## start SOURCE EXTRACT

Matt Riedemann <mriedemos@gmail.com> writes:
On 1/3/2019 4:37 PM, Dan Smith wrote:
Because in nova[0] we currently only switch to post-copy after we decide we're not making progress right?
If you're referring to the "live_migration_progress_timeout" option that has been deprecated and was replaced in Stein with the live_migration_timeout_action option, which was a pre-requisite for the per-instance timeout + action spec.
In Stein, we only switch to post-copy if we hit live_migration_completion_timeout and live_migration_timeout_action=force_complete and live_migration_permit_post_copy=True (and libvirt/qemu are new enough for post-copy), otherwise we pause the guest.
So I don't think the stalled progress stuff has applied for awhile (OSIC found problems with it in Ocata and disabled/deprecated it).
Yeah, I'm trying to point out something _other_ than what is currently nova behavior.

## end SOURCE EXTRACT
## start GIVEN ENTRIES

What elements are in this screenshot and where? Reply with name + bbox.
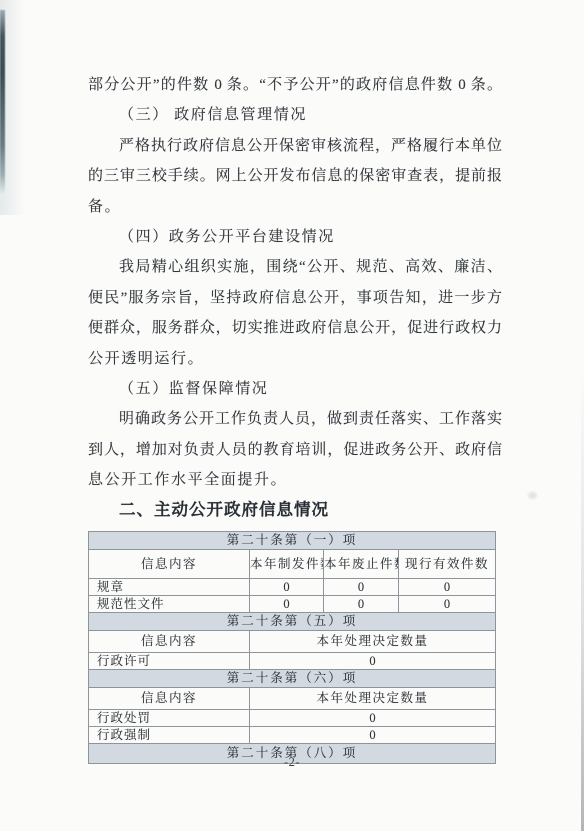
table-cell: 0: [399, 596, 496, 613]
table-header-cell: 本年处理决定数量: [250, 688, 496, 710]
table-band-cell: 第二十条第（六）项: [89, 670, 496, 688]
table-header-cell: 信息内容: [89, 688, 250, 710]
table-band-cell: 第二十条第（一）项: [89, 532, 496, 550]
section-3-heading: （三） 政府信息管理情况: [88, 100, 502, 130]
document-page: 部分公开”的件数 0 条。“不予公开”的政府信息件数 0 条。 （三） 政府信息…: [0, 0, 584, 831]
body-line: 公开透明运行。: [88, 344, 502, 374]
body-line: 部分公开”的件数 0 条。“不予公开”的政府信息件数 0 条。: [88, 70, 502, 100]
table-header-cell: 本年制发件数: [250, 550, 324, 579]
scan-smudge-artifact: [528, 492, 537, 499]
table-header-cell: 信息内容: [89, 631, 250, 653]
table-cell: 行政许可: [89, 653, 250, 670]
body-line: 明确政务公开工作负责人员，做到责任落实、工作落实: [88, 404, 502, 434]
table-cell: 0: [250, 727, 496, 744]
table-cell: 0: [250, 579, 324, 596]
table-header-cell: 本年处理决定数量: [250, 631, 496, 653]
table-cell: 行政处罚: [89, 710, 250, 727]
section-5-heading: （五）监督保障情况: [88, 374, 502, 404]
body-text-block: 部分公开”的件数 0 条。“不予公开”的政府信息件数 0 条。 （三） 政府信息…: [88, 70, 502, 526]
table-header-cell: 本年废止件数: [324, 550, 399, 579]
body-line: 到人，增加对负责人员的教育培训，促进政务公开、政府信: [88, 435, 502, 465]
table-cell: 行政强制: [89, 727, 250, 744]
body-line: 便民”服务宗旨，坚持政府信息公开，事项告知，进一步方: [88, 283, 502, 313]
table-cell: 0: [250, 653, 496, 670]
body-line: 便群众，服务群众，切实推进政府信息公开，促进行政权力: [88, 313, 502, 343]
table-cell: 0: [399, 579, 496, 596]
body-line: 备。: [88, 192, 502, 222]
table-cell: 规范性文件: [89, 596, 250, 613]
table-cell: 0: [250, 710, 496, 727]
table-cell: 0: [250, 596, 324, 613]
table-cell: 0: [324, 579, 399, 596]
page-number: -2-: [0, 755, 584, 770]
body-line: 的三审三校手续。网上公开发布信息的保密审查表，提前报: [88, 161, 502, 191]
body-line: 息公开工作水平全面提升。: [88, 465, 502, 495]
table-header-cell: 现行有效件数: [399, 550, 496, 579]
table-cell: 规章: [89, 579, 250, 596]
section-2-heading: 二、主动公开政府信息情况: [88, 495, 502, 525]
disclosure-table: 第二十条第（一）项 信息内容 本年制发件数 本年废止件数 现行有效件数 规章 0…: [88, 531, 496, 764]
table-header-cell: 信息内容: [89, 550, 250, 579]
table-band-cell: 第二十条第（五）项: [89, 613, 496, 631]
body-line: 严格执行政府信息公开保密审核流程，严格履行本单位: [88, 131, 502, 161]
body-line: 我局精心组织实施，围绕“公开、规范、高效、廉洁、: [88, 252, 502, 282]
table-cell: 0: [324, 596, 399, 613]
scan-edge-artifact: [0, 10, 5, 194]
section-4-heading: （四）政务公开平台建设情况: [88, 222, 502, 252]
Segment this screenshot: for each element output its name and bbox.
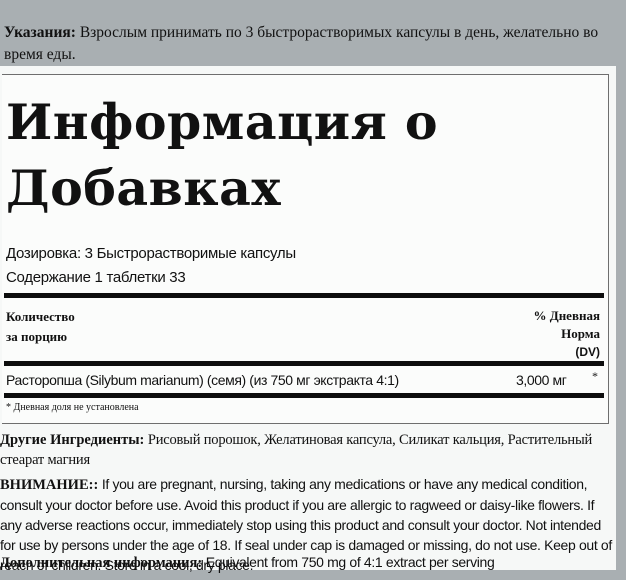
directions: Указания: Взрослым принимать по 3 быстро…	[4, 22, 604, 66]
thick-divider	[4, 293, 604, 298]
supplement-facts-panel: Информация о Добавках Дозировка: 3 Быстр…	[2, 74, 609, 424]
amount-header-line1: Количество	[6, 307, 75, 327]
amount-per-serving-header: Количество за порцию	[6, 307, 75, 347]
dv-header-line3: (DV)	[534, 343, 601, 361]
warning-label: ВНИМАНИЕ::	[0, 477, 98, 493]
dv-footnote: * Дневная доля не установлена	[6, 402, 139, 413]
servings-per-container: Содержание 1 таблетки 33	[6, 269, 185, 287]
ingredient-dv: *	[592, 369, 598, 384]
dv-header-line1: % Дневная	[534, 307, 601, 325]
other-ingredients-label: Другие Ингредиенты:	[0, 432, 144, 448]
supplement-facts-title: Информация о Добавках	[6, 89, 566, 221]
amount-header-line2: за порцию	[6, 327, 75, 347]
directions-label: Указания:	[4, 24, 76, 41]
ingredient-amount: 3,000 мг	[516, 371, 566, 389]
daily-value-header: % Дневная Норма (DV)	[534, 307, 601, 361]
thick-divider	[4, 393, 604, 398]
additional-info-label: Дополнительная информация:	[0, 555, 202, 571]
ingredient-name: Расторопша (Silybum marianum) (семя) (из…	[6, 371, 399, 389]
product-info-sheet: Информация о Добавках Дозировка: 3 Быстр…	[0, 66, 616, 570]
directions-text: Взрослым принимать по 3 быстрорастворимы…	[4, 24, 598, 63]
additional-info: Дополнительная информация: Equivalent fr…	[0, 552, 612, 573]
other-ingredients: Другие Ингредиенты: Рисовый порошок, Жел…	[0, 430, 612, 470]
dv-header-line2: Норма	[534, 325, 601, 343]
thick-divider	[4, 361, 604, 366]
additional-info-text: Equivalent from 750 mg of 4:1 extract pe…	[206, 554, 495, 570]
serving-size: Дозировка: 3 Быстрорастворимые капсулы	[6, 245, 296, 263]
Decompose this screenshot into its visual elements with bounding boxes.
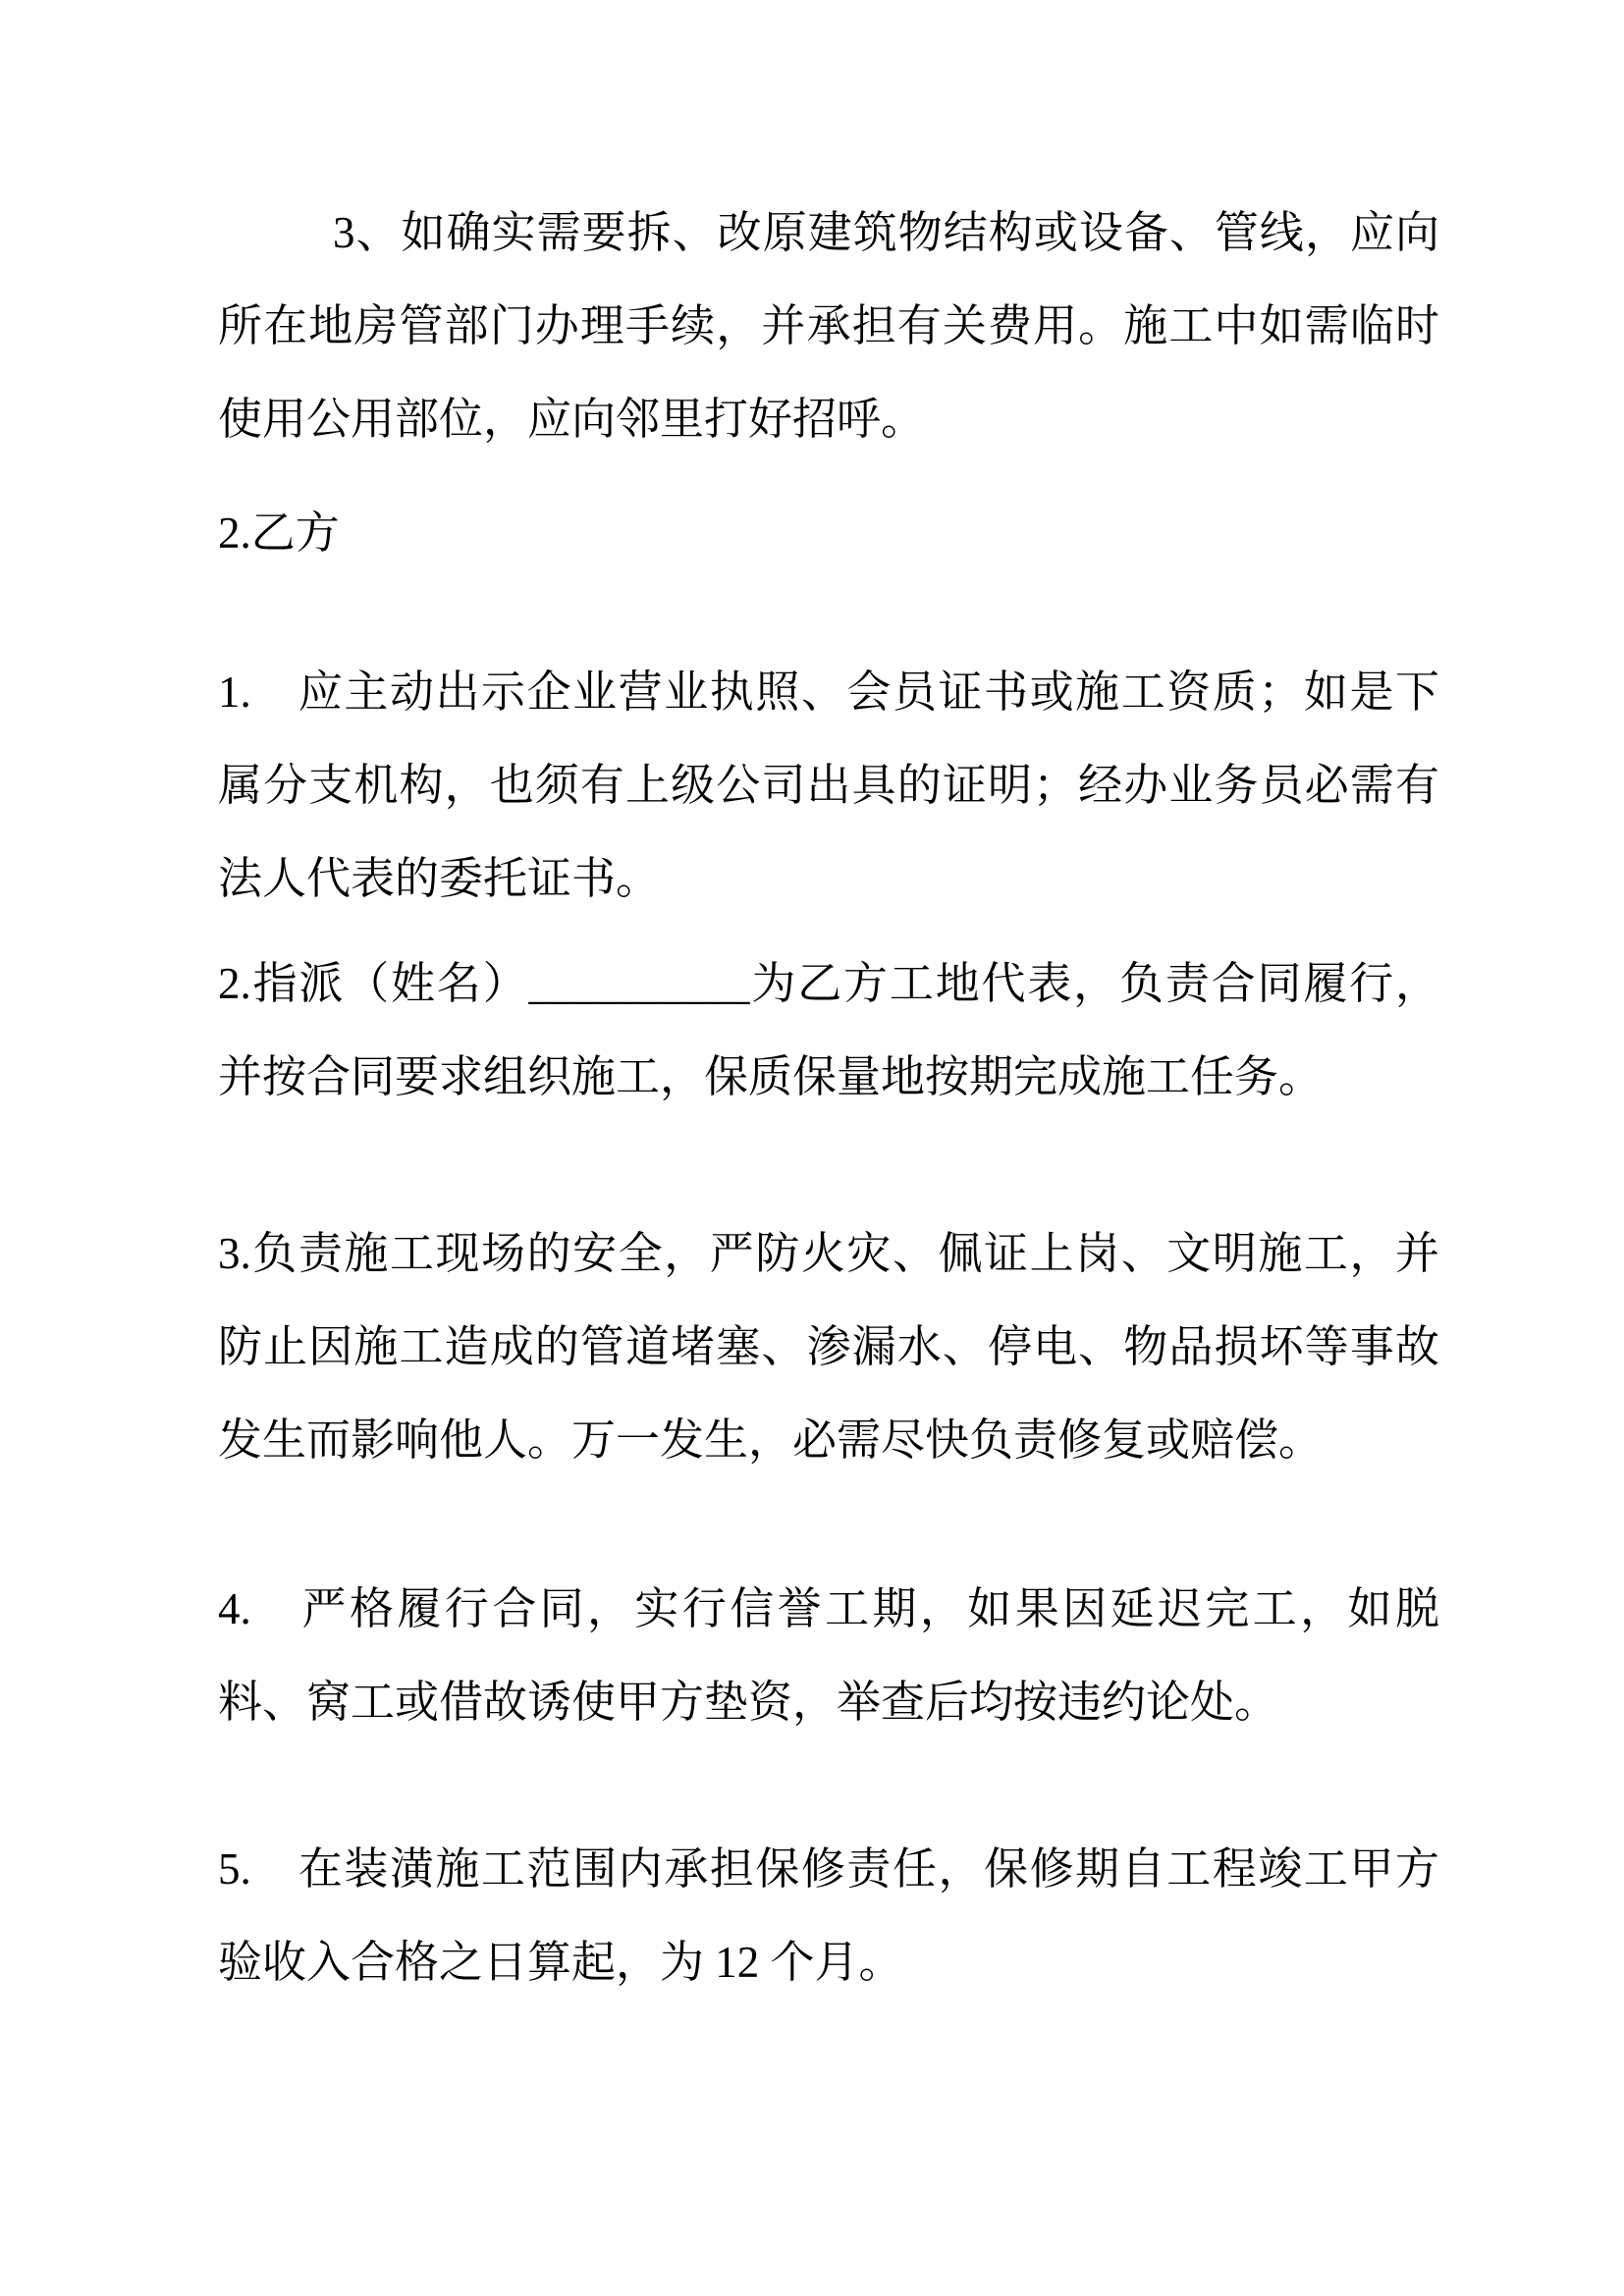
document-page: 3、如确实需要拆、改原建筑物结构或设备、管线，应向所在地房管部门办理手续，并承担…	[0, 0, 1624, 2296]
paragraph-clause-3-party-b: 3.负责施工现场的安全，严防火灾、佩证上岗、文明施工，并防止因施工造成的管道堵塞…	[218, 1207, 1439, 1487]
paragraph-clause-4-party-b: 4. 严格履行合同，实行信誉工期，如果因延迟完工，如脱料、窝工或借故诱使甲方垫资…	[218, 1563, 1439, 1749]
paragraph-clause-1-party-b: 1. 应主动出示企业营业执照、会员证书或施工资质；如是下属分支机构，也须有上级公…	[218, 646, 1439, 926]
section-heading-party-b: 2.乙方	[218, 487, 1439, 580]
document-body: 3、如确实需要拆、改原建筑物结构或设备、管线，应向所在地房管部门办理手续，并承担…	[218, 187, 1439, 2009]
paragraph-clause-2-party-b-with-name-blank: 2.指派（姓名）__________为乙方工地代表，负责合同履行，并按合同要求组…	[218, 937, 1439, 1124]
paragraph-clause-3-party-a: 3、如确实需要拆、改原建筑物结构或设备、管线，应向所在地房管部门办理手续，并承担…	[218, 187, 1439, 466]
paragraph-clause-5-party-b: 5. 在装潢施工范围内承担保修责任，保修期自工程竣工甲方验收入合格之日算起，为 …	[218, 1823, 1439, 2009]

## end GIVEN ENTRIES

THINGS TO DO ▸
[1] For the live migration thread above, mark each statement yes or no, and quote the words from the thread that decide it.
(a) In Stein, switching to post-copy requires live_migration_permit_post_copy=True.
(b) The live_migration_progress_timeout option was replaced in Stein with the live_migration_timeout_action option.
(c) OSIC found problems with the stalled progress handling in Pike.
[2] Reproduce the part of the live migration thread above that opens with the words containing "If you're referring" and closes with "currently nova behavior.".
[3] Pick up the live migration thread above at the point where it stops, and write the next part.

ANSWERS TO THE TASKS ▸
[1]
(a) Yes: "and live_migration_permit_post_copy=True"
(b) Yes: "has been deprecated and was replaced in Stein with the live_migration_timeout_action option"
(c) No: "OSIC found problems with it in Ocata"

[2]
If you're referring to the "live_migration_progress_timeout" option that has been deprecated and was replaced in Stein with the live_migration_timeout_action option, which was a pre-requisite for the per-instance timeout + action spec.
In Stein, we only switch to post-copy if we hit live_migration_completion_timeout and live_migration_timeout_action=force_complete and live_migration_permit_post_copy=True (and libvirt/qemu are new enough for post-copy), otherwise we pause the guest.
So I don't think the stalled progress stuff has applied for awhile (OSIC found problems with it in Ocata and disabled/deprecated it).
Yeah, I'm trying to point out something _other_ than what is currently nova behavior.

[3]
If we later allow a configuration where post-copy is the default from the start (as I believe is the actual current recommendation from the virt people[1]), and someone triggers a migration with a short timeout and abort action, we'll not be able to actually do the abort.
Sorry but I don't understand this, how does "post-copy from the start" apply? If I specify a short timeout and abort action in the API, and the timeout is reached before the migration is complete, it should abort, just like if I abort it via the API. As noted above, post-copy should only be triggered once we reach the timeout, and if you overwrite that action to abort (per instance, in the API), it should abort rather than switch to post-copy.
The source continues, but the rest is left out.